» **What needs to be done**
Write out, word for word, the stretch of the material from its very start through the line containing "Identify all the". Leave the pictures out.

» **Entries provided**
— Begin —
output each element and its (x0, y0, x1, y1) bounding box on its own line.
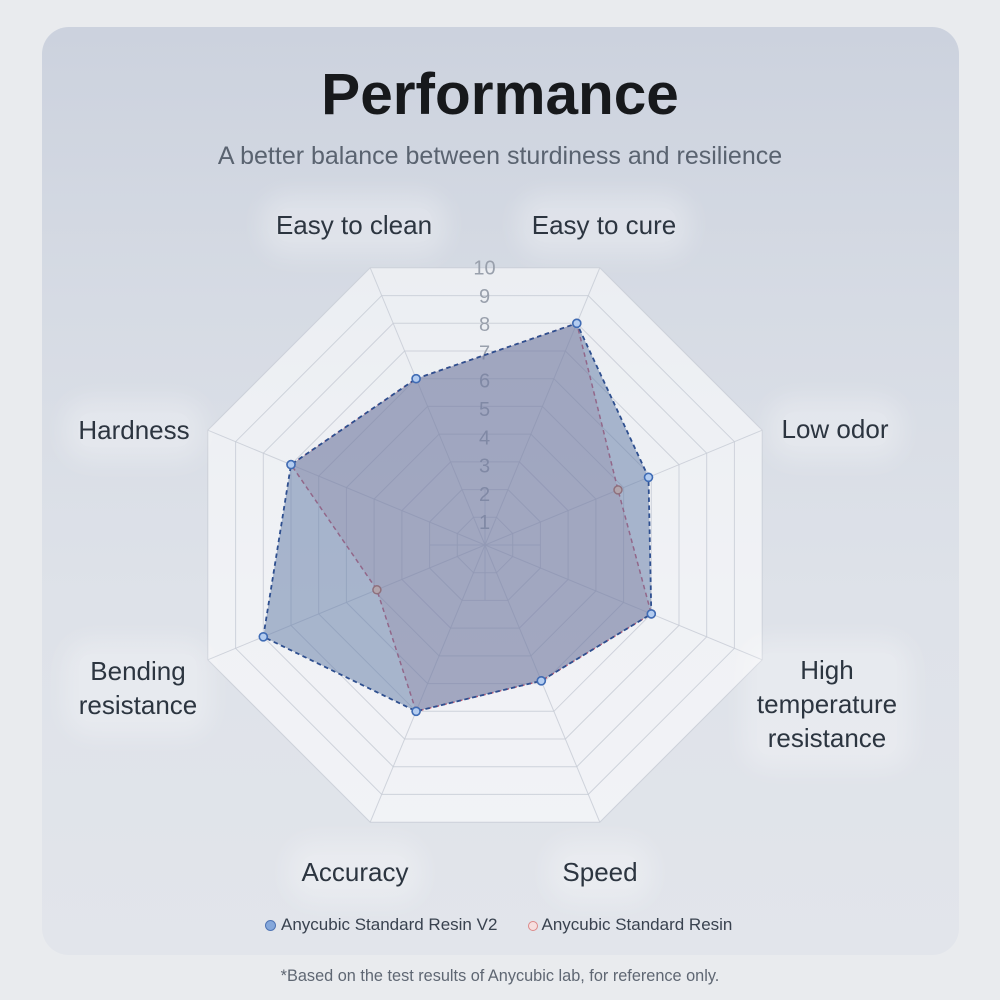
svg-text:9: 9 (479, 286, 490, 308)
svg-text:8: 8 (479, 314, 490, 336)
svg-text:7: 7 (479, 343, 490, 365)
svg-text:10: 10 (473, 258, 495, 280)
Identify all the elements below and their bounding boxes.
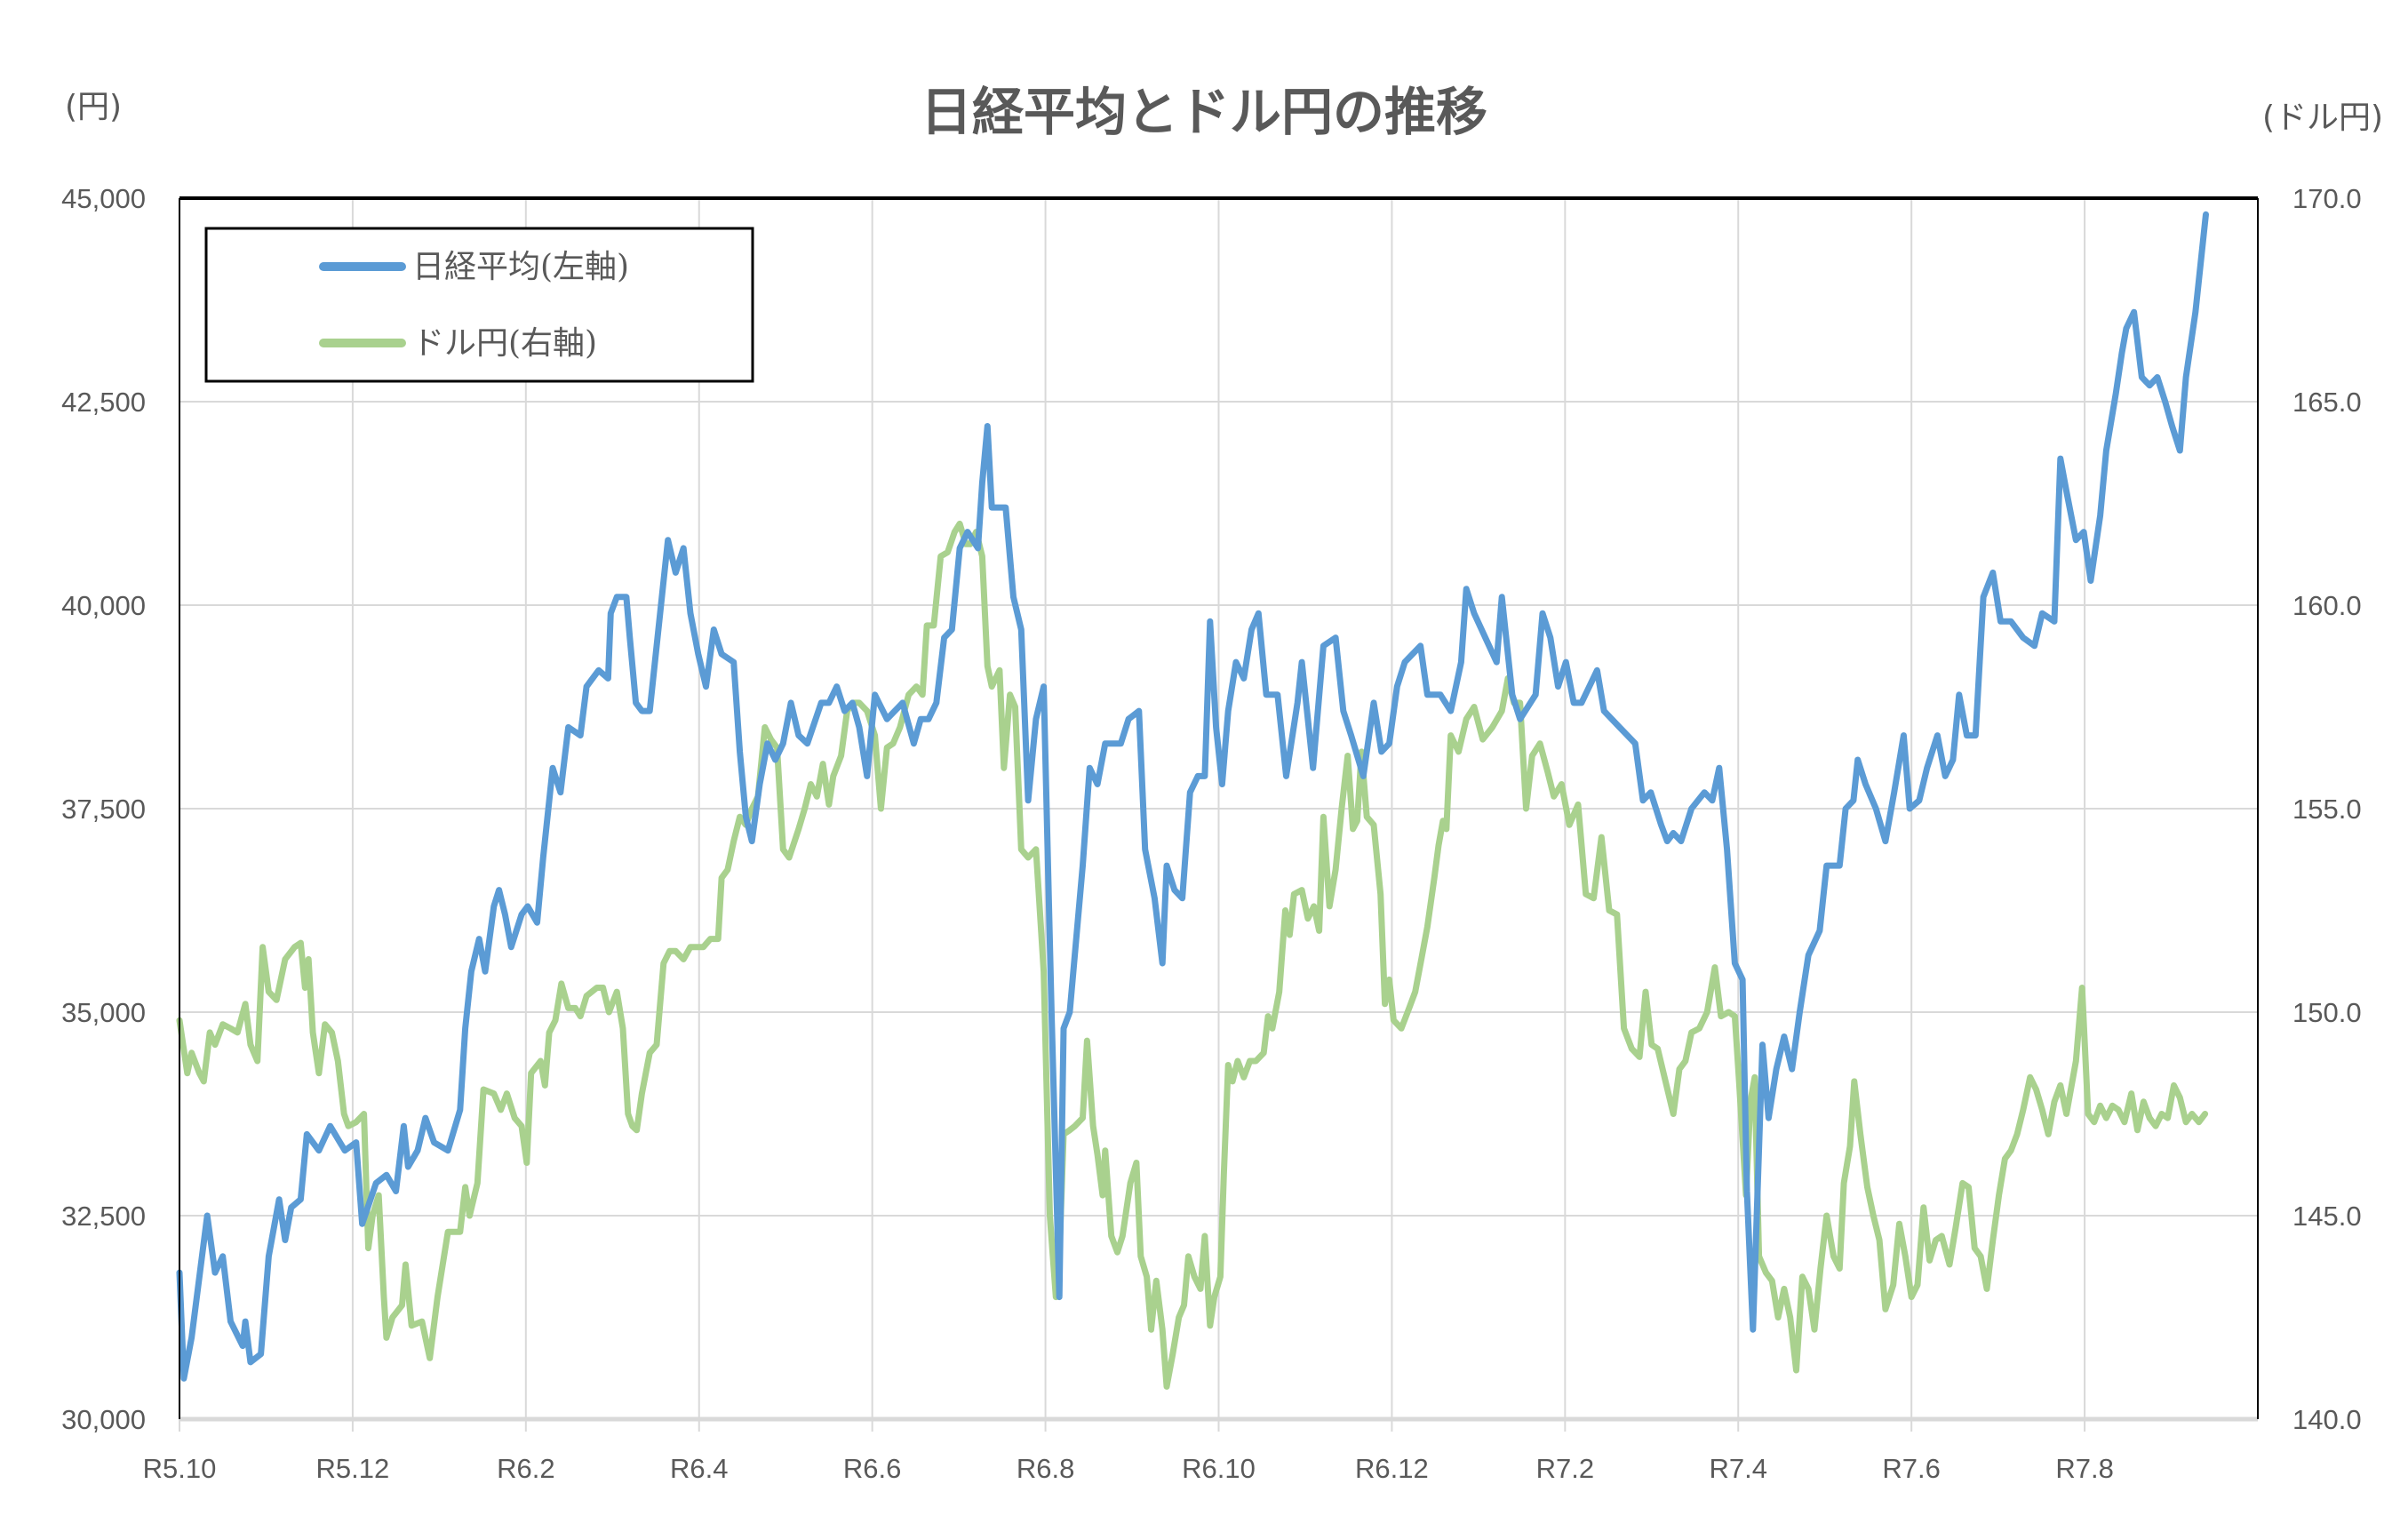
left-tick-label: 45,000 [61, 183, 146, 214]
axes: 30,000 32,500 35,000 37,500 40,000 42,500 45,0… [61, 183, 2361, 1484]
x-tick-label: R6.10 [1182, 1453, 1256, 1484]
left-tick-label: 30,000 [61, 1404, 146, 1435]
x-tick-label: R7.6 [1882, 1453, 1940, 1484]
left-tick-label: 37,500 [61, 794, 146, 825]
right-tick-label: 150.0 [2292, 997, 2362, 1028]
legend-box [204, 227, 754, 383]
x-tick-label: R6.12 [1355, 1453, 1429, 1484]
right-tick-label: 165.0 [2292, 387, 2362, 418]
x-tick-label: R7.2 [1536, 1453, 1594, 1484]
right-tick-label: 160.0 [2292, 590, 2362, 621]
x-tick-label: R6.8 [1017, 1453, 1074, 1484]
nikkei-line [176, 211, 2209, 1382]
right-tick-label: 145.0 [2292, 1201, 2362, 1232]
x-tick-label: R5.12 [316, 1453, 390, 1484]
left-tick-label: 32,500 [61, 1201, 146, 1232]
left-tick-label: 42,500 [61, 387, 146, 418]
x-tick-label: R7.4 [1710, 1453, 1767, 1484]
x-tick-label: R7.8 [2055, 1453, 2113, 1484]
legend-label-nikkei: 日経平均(左軸) [412, 249, 629, 285]
right-tick-label: 170.0 [2292, 183, 2362, 214]
plot-frame [179, 196, 2259, 1422]
x-tick-label: R5.10 [143, 1453, 217, 1484]
usdjpy-line [176, 520, 2209, 1390]
legend: 日経平均(左軸) ドル円(右軸) [204, 227, 754, 383]
left-tick-label: 35,000 [61, 997, 146, 1028]
x-tick-label: R6.4 [670, 1453, 728, 1484]
left-axis-unit: (円) [65, 89, 122, 125]
left-tick-label: 40,000 [61, 590, 146, 621]
chart-title: 日経平均とドル円の推移 [921, 82, 1487, 142]
right-tick-label: 140.0 [2292, 1404, 2362, 1435]
x-tick-label: R6.2 [497, 1453, 554, 1484]
x-tick-label: R6.6 [843, 1453, 901, 1484]
right-axis-unit: (ドル円) [2262, 100, 2383, 136]
legend-label-usdjpy: ドル円(右軸) [412, 325, 597, 362]
series-lines [176, 211, 2209, 1390]
right-tick-label: 155.0 [2292, 794, 2362, 825]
— End —
» **Final result**
output each element and its (x0, y0, x1, y1) bounding box on its own line.
svg-text:9: 9 (479, 286, 490, 308)
svg-text:8: 8 (479, 314, 490, 336)
svg-text:7: 7 (479, 343, 490, 365)
svg-text:10: 10 (473, 258, 495, 280)
Identify all the elements below and their bounding boxes.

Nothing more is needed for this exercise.